Circuito de Jeddah, na Arábia Saudita - Foto: F1
Circuito de Jeddah, na Arábia Saudita - Foto: F1

Olá amigos.

O tema ainda não veio à tona, mas na altura do GP São Paulo, 14 de novembro, 19º de um calendário com 22, é bem provável que os chefes de equipe expressem sua preocupação com relação à corrida na Arábia Saudita, 21ª etapa, dia 5 de dezembro. Ela pode definir o campeão da temporada. Depois restará somente a prova no Circuito Yas Marina, em Abu Dhabi, uma semana mais tarde. Entenda.

Não há qualquer tipo de desconfiança na capacidade de os sauditas organizarem o evento, o primeiro nessa nação dentre as mais ricas do mundo. O receio dos profissionais da F1 provém das características do Circuito de Jeddah. Será o segundo mais rápido do ano, apesar de se tratar de uma pista de rua! Só perde em velocidade, a princípio, para o de Monza, na Itália. Falaremos disso mais tarde.
□ □ □
Tarefa proposta a
Reescreva em forma de lista numerada, sem as linhas em branco, as linhas de dados que vão da linha com "token-description: This token" até a linha com "Find all labels, buttons, inputs, and", inclusive.
O trecho acima não tem relação alguma com as linhas de dados.
□ □ □
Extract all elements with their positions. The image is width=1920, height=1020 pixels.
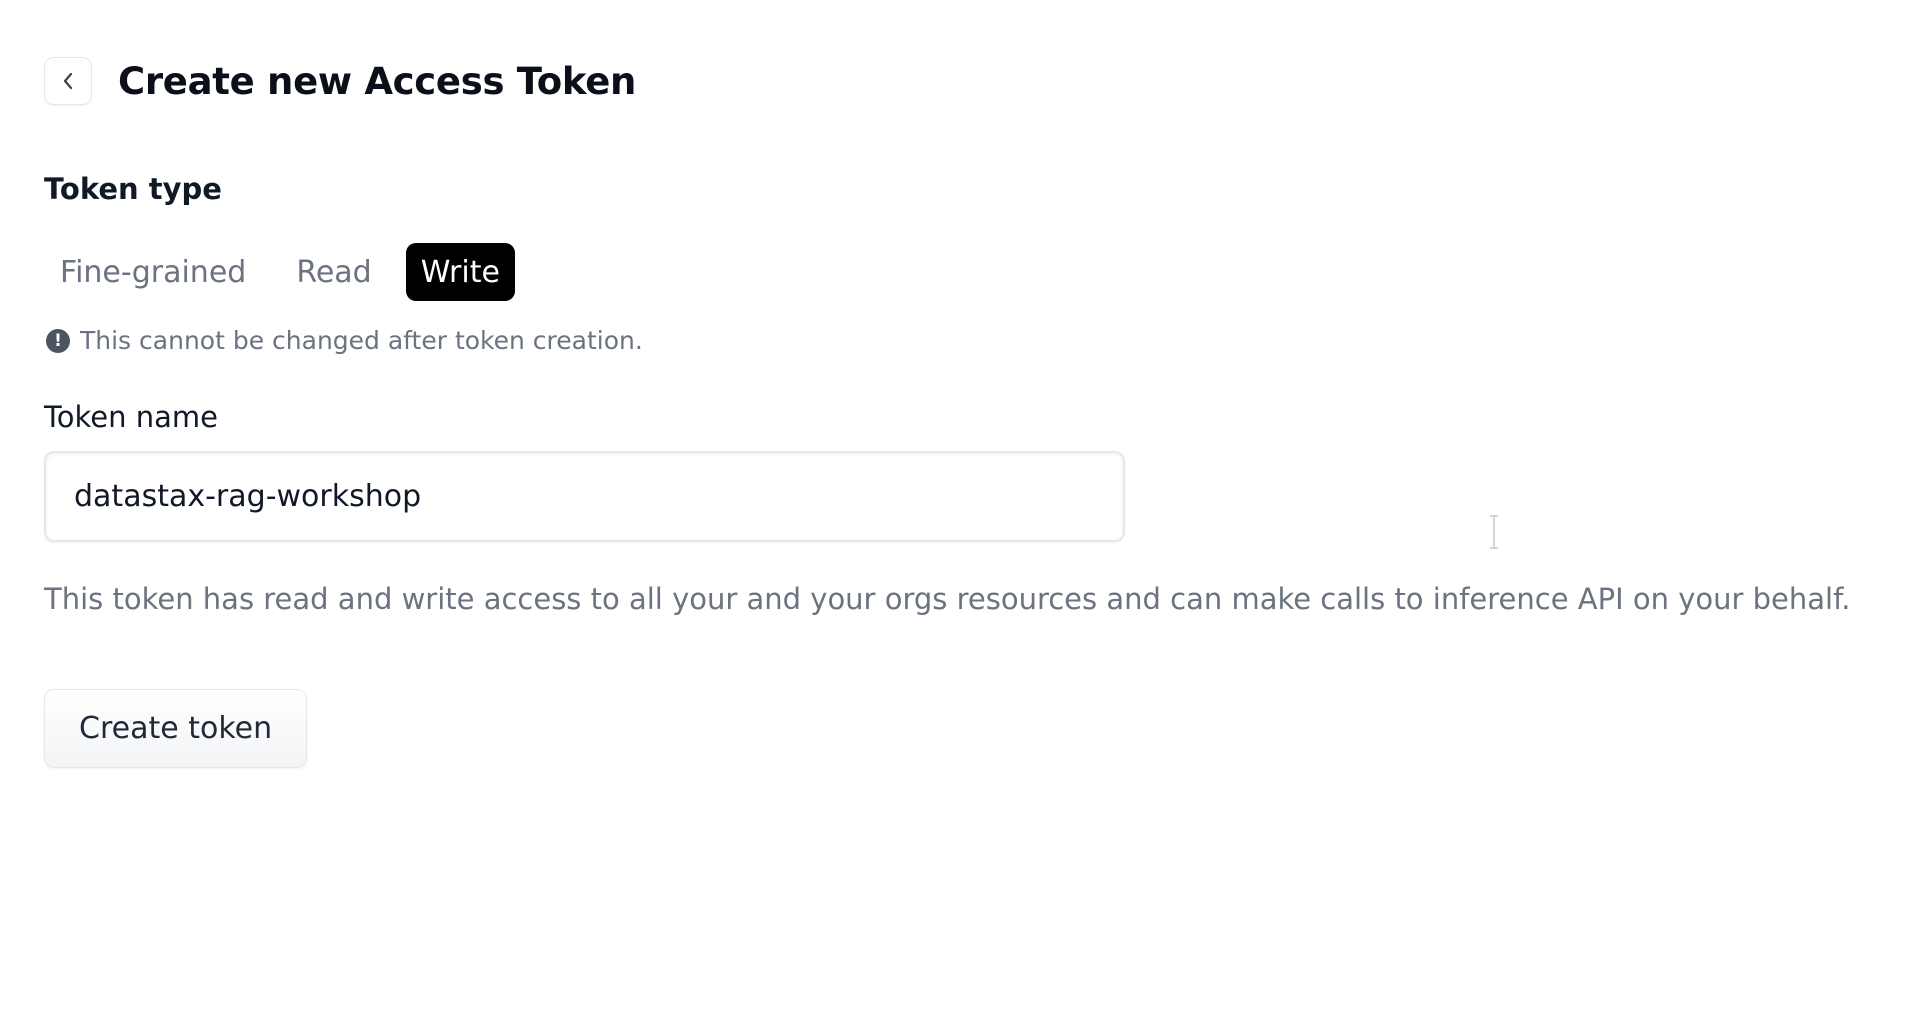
token-description: This token has read and write access to … [44,582,1851,616]
token-name-input[interactable] [44,451,1125,542]
tab-write[interactable]: Write [405,243,515,301]
token-type-label: Token type [44,172,222,206]
page-header: Create new Access Token [44,57,636,105]
create-token-page: Create new Access Token Token type Fine-… [0,0,1920,1020]
token-type-selector: Fine-grained Read Write [44,243,533,301]
tab-read[interactable]: Read [280,243,387,301]
tab-fine-grained[interactable]: Fine-grained [44,243,262,301]
exclamation-circle-icon: ! [46,328,70,353]
text-cursor-icon [1489,515,1499,549]
page-title: Create new Access Token [118,59,637,103]
create-token-button[interactable]: Create token [44,689,308,768]
notice-text: This cannot be changed after token creat… [80,326,643,355]
chevron-left-icon [61,71,75,91]
token-type-notice: ! This cannot be changed after token cre… [46,326,643,355]
back-button[interactable] [44,57,92,105]
token-name-label: Token name [44,400,218,434]
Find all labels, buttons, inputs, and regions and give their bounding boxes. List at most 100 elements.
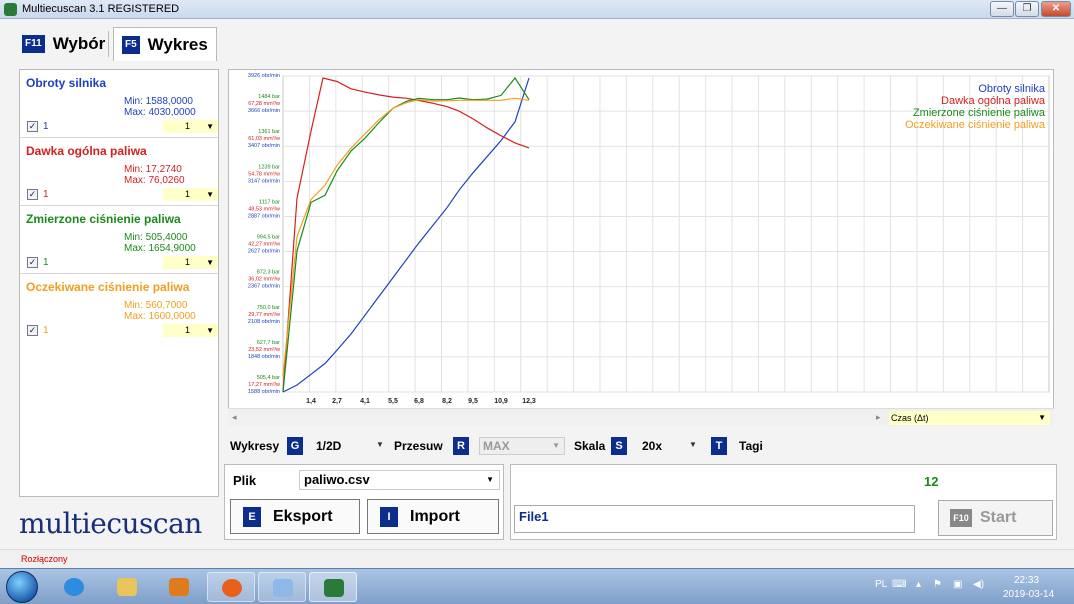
y-tick-label: 2108 obr/min: [248, 319, 280, 325]
import-label: Import: [410, 507, 460, 525]
file-explorer-icon[interactable]: [103, 572, 151, 602]
volume-icon[interactable]: ◀): [973, 579, 984, 590]
x-tick-label: 2,7: [332, 398, 342, 405]
clock-date[interactable]: 2019-03-14: [1003, 589, 1054, 600]
przesuw-select[interactable]: MAX ▼: [479, 437, 565, 455]
chevron-down-icon: ▼: [206, 326, 214, 335]
tab-wykres-key: F5: [122, 35, 140, 54]
series-checkbox[interactable]: ✓: [27, 325, 38, 336]
y-tick-label: 61,03 mm³/w: [248, 136, 280, 142]
series-name: Obroty silnika: [26, 76, 107, 90]
chart-scrollbar[interactable]: ◂ ▸ Czas (Δt) ▼: [228, 408, 1054, 426]
clock-time[interactable]: 22:33: [1014, 575, 1039, 586]
tab-wykres-label: Wykres: [147, 34, 208, 54]
tray-expand-icon[interactable]: ▴: [916, 579, 921, 590]
y-tick-label: 73,53 mm³/w: [248, 70, 280, 72]
series-scale-select[interactable]: 1 ▼: [163, 324, 218, 337]
series-scale-select[interactable]: 1 ▼: [163, 120, 218, 133]
network-icon[interactable]: ▣: [953, 579, 962, 590]
series-item: Obroty silnika Min: 1588,0000 Max: 4030,…: [20, 70, 218, 138]
language-indicator[interactable]: PL: [875, 579, 887, 590]
tab-wybor[interactable]: F11 Wybór: [22, 28, 105, 60]
przesuw-key[interactable]: R: [453, 437, 469, 455]
chart-area[interactable]: 1606 bar73,53 mm³/w3926 obr/min1484 bar6…: [228, 69, 1054, 426]
series-name: Dawka ogólna paliwa: [26, 144, 147, 158]
y-tick-label: 1484 bar: [258, 94, 280, 100]
y-tick-label: 54,78 mm³/w: [248, 171, 280, 177]
eksport-key: E: [243, 506, 261, 527]
y-tick-label: 17,27 mm³/w: [248, 382, 280, 388]
chevron-down-icon: ▼: [206, 122, 214, 131]
series-number: 1: [43, 121, 49, 132]
file-panel: Plik paliwo.csv ▼ E Eksport I Import: [224, 464, 504, 540]
series-min: Min: 505,4000: [124, 232, 188, 243]
legend-entry: Zmierzone ciśnienie paliwa: [913, 107, 1046, 119]
internet-explorer-icon[interactable]: [50, 572, 98, 602]
x-tick-label: 9,5: [468, 398, 478, 405]
series-scale-select[interactable]: 1 ▼: [163, 256, 218, 269]
y-tick-label: 2627 obr/min: [248, 249, 280, 255]
import-button[interactable]: I Import: [367, 499, 499, 534]
multiecuscan-task-icon[interactable]: [309, 572, 357, 602]
file-name-input[interactable]: File1: [514, 505, 915, 533]
y-tick-label: 2367 obr/min: [248, 284, 280, 290]
time-axis-select[interactable]: Czas (Δt) ▼: [889, 411, 1050, 425]
y-tick-label: 627,7 bar: [257, 340, 280, 346]
app-icon: [4, 3, 17, 16]
series-number: 1: [43, 325, 49, 336]
line-chart: 1606 bar73,53 mm³/w3926 obr/min1484 bar6…: [248, 70, 1050, 405]
flag-icon[interactable]: ⚑: [933, 579, 942, 590]
paint-icon[interactable]: [258, 572, 306, 602]
scroll-left-icon[interactable]: ◂: [232, 412, 237, 423]
y-tick-label: 750,0 bar: [257, 305, 280, 311]
firefox-icon[interactable]: [207, 572, 255, 602]
skala-value[interactable]: 20x: [642, 439, 662, 453]
keyboard-icon[interactable]: ⌨: [892, 579, 906, 590]
series-checkbox[interactable]: ✓: [27, 121, 38, 132]
series-item: Zmierzone ciśnienie paliwa Min: 505,4000…: [20, 206, 218, 274]
wykresy-value[interactable]: 1/2D: [316, 439, 341, 453]
chevron-down-icon[interactable]: ▼: [376, 440, 384, 449]
tab-wykres[interactable]: F5 Wykres: [113, 27, 217, 61]
windows-start-icon[interactable]: [6, 571, 38, 603]
series-select-value: 1: [185, 189, 191, 199]
chart-toolbar: Wykresy G 1/2D ▼ Przesuw R MAX ▼ Skala S…: [228, 437, 1054, 457]
series-checkbox[interactable]: ✓: [27, 189, 38, 200]
close-button[interactable]: ✕: [1041, 1, 1071, 17]
series-select-value: 1: [185, 257, 191, 267]
y-tick-label: 48,53 mm³/w: [248, 206, 280, 212]
chevron-down-icon: ▼: [206, 190, 214, 199]
media-player-icon[interactable]: [155, 572, 203, 602]
tagi-key[interactable]: T: [711, 437, 727, 455]
x-tick-label: 10,9: [494, 398, 508, 405]
tagi-label[interactable]: Tagi: [739, 439, 763, 453]
start-button[interactable]: F10 Start: [938, 500, 1053, 536]
x-tick-label: 12,3: [522, 398, 536, 405]
scroll-right-icon[interactable]: ▸: [876, 412, 881, 423]
y-tick-label: 3666 obr/min: [248, 108, 280, 114]
y-tick-label: 23,52 mm³/w: [248, 347, 280, 353]
chevron-down-icon: ▼: [1038, 413, 1046, 422]
connection-status: Rozłączony: [21, 554, 68, 564]
wykresy-key[interactable]: G: [287, 437, 303, 455]
y-tick-label: 994,5 bar: [257, 235, 280, 241]
chevron-down-icon[interactable]: ▼: [689, 440, 697, 449]
x-tick-label: 6,8: [414, 398, 424, 405]
file-select[interactable]: paliwo.csv ▼: [299, 470, 500, 490]
y-tick-label: 505,4 bar: [257, 375, 280, 381]
series-item: Oczekiwane ciśnienie paliwa Min: 560,700…: [20, 274, 218, 342]
legend-entry: Dawka ogólna paliwa: [941, 95, 1046, 107]
eksport-button[interactable]: E Eksport: [230, 499, 360, 534]
skala-key[interactable]: S: [611, 437, 627, 455]
minimize-button[interactable]: —: [990, 1, 1014, 17]
series-number: 1: [43, 257, 49, 268]
series-name: Zmierzone ciśnienie paliwa: [26, 212, 181, 226]
series-checkbox[interactable]: ✓: [27, 257, 38, 268]
series-number: 1: [43, 189, 49, 200]
przesuw-label: Przesuw: [394, 439, 443, 453]
series-max: Max: 1654,9000: [124, 243, 196, 254]
series-scale-select[interactable]: 1 ▼: [163, 188, 218, 201]
y-tick-label: 1239 bar: [258, 164, 280, 170]
chevron-down-icon: ▼: [552, 441, 560, 450]
maximize-button[interactable]: ❐: [1015, 1, 1039, 17]
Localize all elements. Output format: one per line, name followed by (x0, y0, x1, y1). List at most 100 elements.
□ □ □
Tarefa proposta b
Reproduza fielmente o trecho sobre a corrida na Arábia Saudita desde "O tema ainda" até "mais tarde. Entenda.", incluindo as duas pontas.

Resposta escrita a
1. token-description: This token has read and write access to … [44,582,1851,616]
2. token-name-input[interactable] [44,451,1125,542]
3. tab-write[interactable]: Write [405,243,515,301]
4. token-type-label: Token type [44,172,222,206]
5. page-header: Create new Access Token [44,57,636,105]
6. create-token-page: Create new Access Token Token type Fine-… [0,0,1920,1020]
7. token-type-selector: Fine-grained Read Write [44,243,533,301]
8. tab-read[interactable]: Read [280,243,387,301]
9. tab-fine-grained[interactable]: Fine-grained [44,243,262,301]
10. exclamation-circle-icon: ! [46,328,70,353]
11. text-cursor-icon [1489,515,1499,549]
12. page-title: Create new Access Token [118,59,637,103]
13. create-token-button[interactable]: Create token [44,689,308,768]
14. notice-text: This cannot be changed after token creat… [80,326,643,355]
15. chevron-left-icon [61,71,75,91]
16. token-type-notice: ! This cannot be changed after token cre… [46,326,643,355]
17. back-button[interactable] [44,57,92,105]
18. token-name-label: Token name [44,400,218,434]
19. Find all labels, buttons, inputs, and regions and give their bounding boxes. List at most 100 elements.

Resposta escrita b
O tema ainda não veio à tona, mas na altura do GP São Paulo, 14 de novembro, 19º de um calendário com 22, é bem provável que os chefes de equipe expressem sua preocupação com relação à corrida na Arábia Saudita, 21ª etapa, dia 5 de dezembro. Ela pode definir o campeão da temporada. Depois restará somente a prova no Circuito Yas Marina, em Abu Dhabi, uma semana mais tarde. Entenda.